* [Required task]:
From the listing below, select every line where the word "метров" appears.

* [Supplied entries]:
★ ★ ★

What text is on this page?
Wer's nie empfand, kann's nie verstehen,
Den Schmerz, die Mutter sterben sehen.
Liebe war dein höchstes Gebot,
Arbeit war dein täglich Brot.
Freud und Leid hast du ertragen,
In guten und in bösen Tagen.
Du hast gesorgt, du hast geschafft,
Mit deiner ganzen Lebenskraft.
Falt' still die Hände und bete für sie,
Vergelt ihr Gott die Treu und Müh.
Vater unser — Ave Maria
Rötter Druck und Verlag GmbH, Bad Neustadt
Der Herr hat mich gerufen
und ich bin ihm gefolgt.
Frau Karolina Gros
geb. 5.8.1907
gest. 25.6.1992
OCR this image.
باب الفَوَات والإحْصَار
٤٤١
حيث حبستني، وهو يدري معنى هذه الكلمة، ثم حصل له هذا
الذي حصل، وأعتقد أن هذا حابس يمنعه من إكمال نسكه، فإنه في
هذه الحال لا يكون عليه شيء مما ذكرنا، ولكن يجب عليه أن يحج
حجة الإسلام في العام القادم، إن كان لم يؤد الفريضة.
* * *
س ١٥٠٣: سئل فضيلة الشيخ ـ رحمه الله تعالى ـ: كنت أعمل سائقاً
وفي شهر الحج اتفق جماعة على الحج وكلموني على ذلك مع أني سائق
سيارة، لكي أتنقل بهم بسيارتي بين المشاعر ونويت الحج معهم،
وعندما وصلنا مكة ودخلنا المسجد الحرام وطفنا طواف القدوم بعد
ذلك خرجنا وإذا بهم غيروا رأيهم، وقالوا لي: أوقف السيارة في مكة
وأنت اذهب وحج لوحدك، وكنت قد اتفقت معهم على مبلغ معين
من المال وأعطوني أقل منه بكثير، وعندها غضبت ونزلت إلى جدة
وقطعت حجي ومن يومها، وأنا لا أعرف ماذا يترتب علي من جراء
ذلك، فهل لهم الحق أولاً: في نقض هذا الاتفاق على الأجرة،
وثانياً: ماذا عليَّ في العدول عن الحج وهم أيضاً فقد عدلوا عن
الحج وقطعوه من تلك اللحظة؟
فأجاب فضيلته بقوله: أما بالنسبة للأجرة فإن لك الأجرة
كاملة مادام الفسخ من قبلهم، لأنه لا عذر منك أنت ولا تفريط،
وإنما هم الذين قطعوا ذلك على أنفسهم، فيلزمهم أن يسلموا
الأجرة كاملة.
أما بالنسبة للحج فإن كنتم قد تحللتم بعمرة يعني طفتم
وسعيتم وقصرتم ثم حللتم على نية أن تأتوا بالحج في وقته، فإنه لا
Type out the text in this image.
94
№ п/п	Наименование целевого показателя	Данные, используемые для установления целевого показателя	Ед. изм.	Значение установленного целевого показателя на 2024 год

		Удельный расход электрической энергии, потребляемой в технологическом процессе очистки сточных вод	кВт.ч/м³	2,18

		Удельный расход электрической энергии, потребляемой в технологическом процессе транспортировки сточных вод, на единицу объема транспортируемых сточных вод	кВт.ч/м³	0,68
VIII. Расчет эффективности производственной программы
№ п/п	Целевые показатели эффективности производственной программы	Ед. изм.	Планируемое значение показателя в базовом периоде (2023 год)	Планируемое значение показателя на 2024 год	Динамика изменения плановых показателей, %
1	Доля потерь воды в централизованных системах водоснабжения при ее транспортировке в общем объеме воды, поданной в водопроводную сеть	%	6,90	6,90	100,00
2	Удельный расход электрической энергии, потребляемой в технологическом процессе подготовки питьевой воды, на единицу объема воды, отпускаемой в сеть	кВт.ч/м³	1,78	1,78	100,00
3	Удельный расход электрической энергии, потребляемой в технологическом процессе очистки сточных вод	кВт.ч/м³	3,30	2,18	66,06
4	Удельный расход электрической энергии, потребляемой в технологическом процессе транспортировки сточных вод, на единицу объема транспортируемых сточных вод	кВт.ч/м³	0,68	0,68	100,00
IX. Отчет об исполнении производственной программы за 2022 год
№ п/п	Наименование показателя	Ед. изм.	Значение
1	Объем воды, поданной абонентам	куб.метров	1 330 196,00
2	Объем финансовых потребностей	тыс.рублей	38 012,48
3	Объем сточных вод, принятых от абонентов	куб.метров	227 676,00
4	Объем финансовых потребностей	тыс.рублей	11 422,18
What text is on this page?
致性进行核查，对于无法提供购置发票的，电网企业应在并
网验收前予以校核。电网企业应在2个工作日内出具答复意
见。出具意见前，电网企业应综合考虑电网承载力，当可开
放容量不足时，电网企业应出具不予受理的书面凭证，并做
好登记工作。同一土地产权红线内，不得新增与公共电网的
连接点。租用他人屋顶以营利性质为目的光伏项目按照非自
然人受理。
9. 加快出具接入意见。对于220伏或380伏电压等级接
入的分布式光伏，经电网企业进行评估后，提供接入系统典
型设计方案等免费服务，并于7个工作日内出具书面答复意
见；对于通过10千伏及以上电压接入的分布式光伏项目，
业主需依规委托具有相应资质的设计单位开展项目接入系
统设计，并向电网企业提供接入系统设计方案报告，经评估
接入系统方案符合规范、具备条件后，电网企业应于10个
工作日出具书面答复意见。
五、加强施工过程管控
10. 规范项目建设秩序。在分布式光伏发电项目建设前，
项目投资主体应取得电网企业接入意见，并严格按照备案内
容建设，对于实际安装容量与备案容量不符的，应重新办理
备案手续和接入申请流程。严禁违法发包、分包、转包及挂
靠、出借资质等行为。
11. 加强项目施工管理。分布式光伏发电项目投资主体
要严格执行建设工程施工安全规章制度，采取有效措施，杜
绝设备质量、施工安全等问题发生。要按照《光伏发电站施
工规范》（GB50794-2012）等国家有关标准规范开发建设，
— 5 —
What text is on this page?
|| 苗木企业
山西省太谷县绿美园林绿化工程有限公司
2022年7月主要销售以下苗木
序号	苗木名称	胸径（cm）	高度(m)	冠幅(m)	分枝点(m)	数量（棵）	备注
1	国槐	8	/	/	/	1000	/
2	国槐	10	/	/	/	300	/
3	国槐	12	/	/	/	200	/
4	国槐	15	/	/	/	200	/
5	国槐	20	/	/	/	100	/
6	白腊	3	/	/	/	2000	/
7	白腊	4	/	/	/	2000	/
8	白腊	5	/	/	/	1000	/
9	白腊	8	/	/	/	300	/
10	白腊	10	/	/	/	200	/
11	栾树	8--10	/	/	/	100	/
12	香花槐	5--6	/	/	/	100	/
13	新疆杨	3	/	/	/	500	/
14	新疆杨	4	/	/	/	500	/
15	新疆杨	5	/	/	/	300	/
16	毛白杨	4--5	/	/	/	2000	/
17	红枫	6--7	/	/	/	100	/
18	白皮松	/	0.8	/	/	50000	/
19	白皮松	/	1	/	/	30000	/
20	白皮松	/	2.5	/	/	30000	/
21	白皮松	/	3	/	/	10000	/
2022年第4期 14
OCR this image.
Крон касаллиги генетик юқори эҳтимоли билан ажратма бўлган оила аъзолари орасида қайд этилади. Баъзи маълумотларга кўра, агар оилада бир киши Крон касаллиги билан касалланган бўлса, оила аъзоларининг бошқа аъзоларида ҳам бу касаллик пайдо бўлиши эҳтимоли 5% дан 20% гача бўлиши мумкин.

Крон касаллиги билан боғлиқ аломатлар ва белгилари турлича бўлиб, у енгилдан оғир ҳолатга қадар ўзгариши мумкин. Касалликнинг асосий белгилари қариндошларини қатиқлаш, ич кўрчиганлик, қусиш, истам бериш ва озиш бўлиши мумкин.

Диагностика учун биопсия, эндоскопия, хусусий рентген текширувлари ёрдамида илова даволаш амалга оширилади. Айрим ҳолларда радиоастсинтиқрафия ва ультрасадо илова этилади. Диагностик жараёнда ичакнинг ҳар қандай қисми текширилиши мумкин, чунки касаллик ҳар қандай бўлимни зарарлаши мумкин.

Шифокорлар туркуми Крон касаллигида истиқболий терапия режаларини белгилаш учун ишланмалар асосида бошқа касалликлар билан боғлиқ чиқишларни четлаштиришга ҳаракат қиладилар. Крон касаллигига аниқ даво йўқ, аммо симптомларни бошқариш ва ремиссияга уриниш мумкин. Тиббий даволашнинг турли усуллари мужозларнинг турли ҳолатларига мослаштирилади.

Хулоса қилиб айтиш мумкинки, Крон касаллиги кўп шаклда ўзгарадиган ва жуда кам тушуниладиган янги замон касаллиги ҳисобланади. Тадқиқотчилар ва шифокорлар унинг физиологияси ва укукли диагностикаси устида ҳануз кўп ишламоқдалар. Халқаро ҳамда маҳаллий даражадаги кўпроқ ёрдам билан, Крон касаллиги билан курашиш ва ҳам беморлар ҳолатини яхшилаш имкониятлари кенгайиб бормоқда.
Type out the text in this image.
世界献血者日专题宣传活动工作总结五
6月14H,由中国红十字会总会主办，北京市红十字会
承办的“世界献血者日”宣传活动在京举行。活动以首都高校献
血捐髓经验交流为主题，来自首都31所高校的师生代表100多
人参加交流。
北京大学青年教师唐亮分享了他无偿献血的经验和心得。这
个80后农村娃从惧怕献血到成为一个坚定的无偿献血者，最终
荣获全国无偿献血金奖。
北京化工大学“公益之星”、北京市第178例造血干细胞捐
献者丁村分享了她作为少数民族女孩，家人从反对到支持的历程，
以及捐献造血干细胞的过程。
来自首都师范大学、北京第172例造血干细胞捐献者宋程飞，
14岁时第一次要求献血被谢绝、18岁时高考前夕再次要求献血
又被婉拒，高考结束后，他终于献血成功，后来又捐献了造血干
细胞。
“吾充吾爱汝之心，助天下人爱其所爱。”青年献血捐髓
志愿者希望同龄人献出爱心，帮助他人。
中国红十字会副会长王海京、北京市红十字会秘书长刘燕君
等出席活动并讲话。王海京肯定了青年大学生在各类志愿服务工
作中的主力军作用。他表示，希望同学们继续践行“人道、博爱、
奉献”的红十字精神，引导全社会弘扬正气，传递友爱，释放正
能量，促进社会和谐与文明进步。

★ ★ ★

* [The answer]:
1	Объем воды, поданной абонентам	куб.метров	1 330 196,00
3	Объем сточных вод, принятых от абонентов	куб.метров	227 676,00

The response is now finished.